GIVEN TASK:
Write out, please, the line containing "What text is on this page?" together with all lines after it, up to and including the last one, with no other output.

(Data listing)
* Start *

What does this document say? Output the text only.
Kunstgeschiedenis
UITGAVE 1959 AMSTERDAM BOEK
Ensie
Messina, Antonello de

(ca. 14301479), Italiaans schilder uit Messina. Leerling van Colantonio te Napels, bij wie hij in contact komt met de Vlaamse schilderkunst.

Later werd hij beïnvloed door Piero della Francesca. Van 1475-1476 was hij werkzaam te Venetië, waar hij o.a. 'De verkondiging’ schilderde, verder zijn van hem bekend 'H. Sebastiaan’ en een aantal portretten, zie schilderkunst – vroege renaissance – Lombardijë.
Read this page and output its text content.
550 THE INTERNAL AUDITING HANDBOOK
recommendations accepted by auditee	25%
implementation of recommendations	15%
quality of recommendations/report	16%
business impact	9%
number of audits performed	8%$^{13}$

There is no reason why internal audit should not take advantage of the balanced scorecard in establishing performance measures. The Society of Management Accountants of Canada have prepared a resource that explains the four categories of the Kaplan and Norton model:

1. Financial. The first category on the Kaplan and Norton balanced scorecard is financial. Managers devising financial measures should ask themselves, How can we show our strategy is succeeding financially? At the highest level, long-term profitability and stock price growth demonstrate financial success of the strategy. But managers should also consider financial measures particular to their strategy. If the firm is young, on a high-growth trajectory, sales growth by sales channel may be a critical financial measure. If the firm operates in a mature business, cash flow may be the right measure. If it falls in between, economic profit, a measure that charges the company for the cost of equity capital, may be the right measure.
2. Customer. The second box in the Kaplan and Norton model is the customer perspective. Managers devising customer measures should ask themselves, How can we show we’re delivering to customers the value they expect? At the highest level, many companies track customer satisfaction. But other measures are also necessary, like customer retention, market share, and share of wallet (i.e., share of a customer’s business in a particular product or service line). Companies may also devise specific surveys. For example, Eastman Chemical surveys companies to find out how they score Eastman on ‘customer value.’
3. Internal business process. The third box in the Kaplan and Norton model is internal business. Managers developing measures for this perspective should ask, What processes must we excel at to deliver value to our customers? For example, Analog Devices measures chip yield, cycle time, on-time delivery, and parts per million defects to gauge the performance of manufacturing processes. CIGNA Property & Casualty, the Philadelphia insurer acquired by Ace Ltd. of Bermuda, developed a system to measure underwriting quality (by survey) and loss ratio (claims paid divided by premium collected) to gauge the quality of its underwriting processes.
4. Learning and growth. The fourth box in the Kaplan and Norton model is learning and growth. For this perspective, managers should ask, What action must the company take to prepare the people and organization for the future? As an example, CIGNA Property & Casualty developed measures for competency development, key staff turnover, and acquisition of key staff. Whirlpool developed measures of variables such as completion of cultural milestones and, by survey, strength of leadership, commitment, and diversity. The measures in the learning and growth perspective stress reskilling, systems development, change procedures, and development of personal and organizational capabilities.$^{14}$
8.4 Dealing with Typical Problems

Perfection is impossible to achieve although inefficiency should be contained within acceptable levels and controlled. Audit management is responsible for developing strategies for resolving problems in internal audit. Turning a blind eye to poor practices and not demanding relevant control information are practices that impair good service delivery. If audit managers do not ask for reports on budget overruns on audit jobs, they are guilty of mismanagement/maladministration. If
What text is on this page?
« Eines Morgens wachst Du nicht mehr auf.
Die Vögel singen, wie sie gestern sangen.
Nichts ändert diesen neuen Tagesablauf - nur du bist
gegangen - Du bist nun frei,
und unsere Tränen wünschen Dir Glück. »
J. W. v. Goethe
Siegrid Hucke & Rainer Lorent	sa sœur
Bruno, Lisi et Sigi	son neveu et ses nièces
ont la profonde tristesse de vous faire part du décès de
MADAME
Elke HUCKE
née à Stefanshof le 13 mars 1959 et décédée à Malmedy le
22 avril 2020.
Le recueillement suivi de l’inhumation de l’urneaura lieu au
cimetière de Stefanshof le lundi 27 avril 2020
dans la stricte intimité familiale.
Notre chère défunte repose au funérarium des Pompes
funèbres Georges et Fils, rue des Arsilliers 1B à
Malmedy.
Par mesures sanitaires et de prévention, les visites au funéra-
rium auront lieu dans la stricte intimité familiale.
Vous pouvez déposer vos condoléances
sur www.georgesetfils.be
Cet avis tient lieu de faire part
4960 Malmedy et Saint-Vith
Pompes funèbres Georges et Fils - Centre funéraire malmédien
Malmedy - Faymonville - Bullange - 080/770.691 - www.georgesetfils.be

* End *

ANSWER TO THIS PROBLEM:
What text is on this page?
« Eines Morgens wachst Du nicht mehr auf.
Die Vögel singen, wie sie gestern sangen.
Nichts ändert diesen neuen Tagesablauf - nur du bist
gegangen - Du bist nun frei,
und unsere Tränen wünschen Dir Glück. »
J. W. v. Goethe
Siegrid Hucke & Rainer Lorent	sa sœur
Bruno, Lisi et Sigi	son neveu et ses nièces
ont la profonde tristesse de vous faire part du décès de
MADAME
Elke HUCKE
née à Stefanshof le 13 mars 1959 et décédée à Malmedy le
22 avril 2020.
Le recueillement suivi de l’inhumation de l’urneaura lieu au
cimetière de Stefanshof le lundi 27 avril 2020
dans la stricte intimité familiale.
Notre chère défunte repose au funérarium des Pompes
funèbres Georges et Fils, rue des Arsilliers 1B à
Malmedy.
Par mesures sanitaires et de prévention, les visites au funéra-
rium auront lieu dans la stricte intimité familiale.
Vous pouvez déposer vos condoléances
sur www.georgesetfils.be
Cet avis tient lieu de faire part
4960 Malmedy et Saint-Vith
Pompes funèbres Georges et Fils - Centre funéraire malmédien
Malmedy - Faymonville - Bullange - 080/770.691 - www.georgesetfils.be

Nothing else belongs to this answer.